[Entries taken from a collection]
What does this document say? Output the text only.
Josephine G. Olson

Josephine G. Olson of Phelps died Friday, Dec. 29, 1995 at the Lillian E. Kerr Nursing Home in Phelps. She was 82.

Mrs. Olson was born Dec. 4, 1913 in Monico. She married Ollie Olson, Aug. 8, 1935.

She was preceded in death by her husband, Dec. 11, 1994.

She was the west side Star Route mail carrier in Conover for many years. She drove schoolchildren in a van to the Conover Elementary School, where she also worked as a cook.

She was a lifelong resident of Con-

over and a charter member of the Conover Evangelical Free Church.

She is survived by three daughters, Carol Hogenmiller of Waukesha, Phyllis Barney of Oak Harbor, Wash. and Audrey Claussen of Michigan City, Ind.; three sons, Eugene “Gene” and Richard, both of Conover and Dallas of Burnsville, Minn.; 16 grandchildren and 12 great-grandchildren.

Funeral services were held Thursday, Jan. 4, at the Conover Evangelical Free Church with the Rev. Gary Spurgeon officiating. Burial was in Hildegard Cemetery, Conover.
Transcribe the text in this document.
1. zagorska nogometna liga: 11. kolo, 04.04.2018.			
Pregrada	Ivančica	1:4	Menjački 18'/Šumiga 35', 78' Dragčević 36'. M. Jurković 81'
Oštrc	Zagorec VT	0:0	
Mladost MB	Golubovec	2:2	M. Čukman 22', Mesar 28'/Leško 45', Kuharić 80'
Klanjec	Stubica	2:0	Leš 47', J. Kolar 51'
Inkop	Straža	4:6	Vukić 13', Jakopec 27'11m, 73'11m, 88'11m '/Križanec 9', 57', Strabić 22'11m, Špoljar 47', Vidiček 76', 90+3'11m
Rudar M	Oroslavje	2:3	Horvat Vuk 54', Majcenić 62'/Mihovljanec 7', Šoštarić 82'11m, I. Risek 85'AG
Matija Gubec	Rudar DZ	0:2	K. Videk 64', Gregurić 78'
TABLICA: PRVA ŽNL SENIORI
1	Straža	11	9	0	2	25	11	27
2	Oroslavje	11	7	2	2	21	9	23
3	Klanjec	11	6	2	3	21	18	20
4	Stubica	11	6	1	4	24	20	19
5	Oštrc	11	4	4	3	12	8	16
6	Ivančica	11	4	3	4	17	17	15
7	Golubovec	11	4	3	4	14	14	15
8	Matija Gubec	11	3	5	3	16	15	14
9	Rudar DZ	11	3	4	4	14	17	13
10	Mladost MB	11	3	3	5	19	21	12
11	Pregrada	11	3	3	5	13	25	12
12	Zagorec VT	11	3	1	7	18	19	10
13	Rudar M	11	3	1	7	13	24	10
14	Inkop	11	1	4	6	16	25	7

§ **Directive**
Find the line containing "Transcribe the text in this document." in the material above. Print it and every line after it through the end, exactly and only those.

§ **Result of this exercise**
Transcribe the text in this document.
1. zagorska nogometna liga: 11. kolo, 04.04.2018.			
Pregrada	Ivančica	1:4	Menjački 18'/Šumiga 35', 78' Dragčević 36'. M. Jurković 81'
Oštrc	Zagorec VT	0:0	
Mladost MB	Golubovec	2:2	M. Čukman 22', Mesar 28'/Leško 45', Kuharić 80'
Klanjec	Stubica	2:0	Leš 47', J. Kolar 51'
Inkop	Straža	4:6	Vukić 13', Jakopec 27'11m, 73'11m, 88'11m '/Križanec 9', 57', Strabić 22'11m, Špoljar 47', Vidiček 76', 90+3'11m
Rudar M	Oroslavje	2:3	Horvat Vuk 54', Majcenić 62'/Mihovljanec 7', Šoštarić 82'11m, I. Risek 85'AG
Matija Gubec	Rudar DZ	0:2	K. Videk 64', Gregurić 78'
TABLICA: PRVA ŽNL SENIORI
1	Straža	11	9	0	2	25	11	27
2	Oroslavje	11	7	2	2	21	9	23
3	Klanjec	11	6	2	3	21	18	20
4	Stubica	11	6	1	4	24	20	19
5	Oštrc	11	4	4	3	12	8	16
6	Ivančica	11	4	3	4	17	17	15
7	Golubovec	11	4	3	4	14	14	15
8	Matija Gubec	11	3	5	3	16	15	14
9	Rudar DZ	11	3	4	4	14	17	13
10	Mladost MB	11	3	3	5	19	21	12
11	Pregrada	11	3	3	5	13	25	12
12	Zagorec VT	11	3	1	7	18	19	10
13	Rudar M	11	3	1	7	13	24	10
14	Inkop	11	1	4	6	16	25	7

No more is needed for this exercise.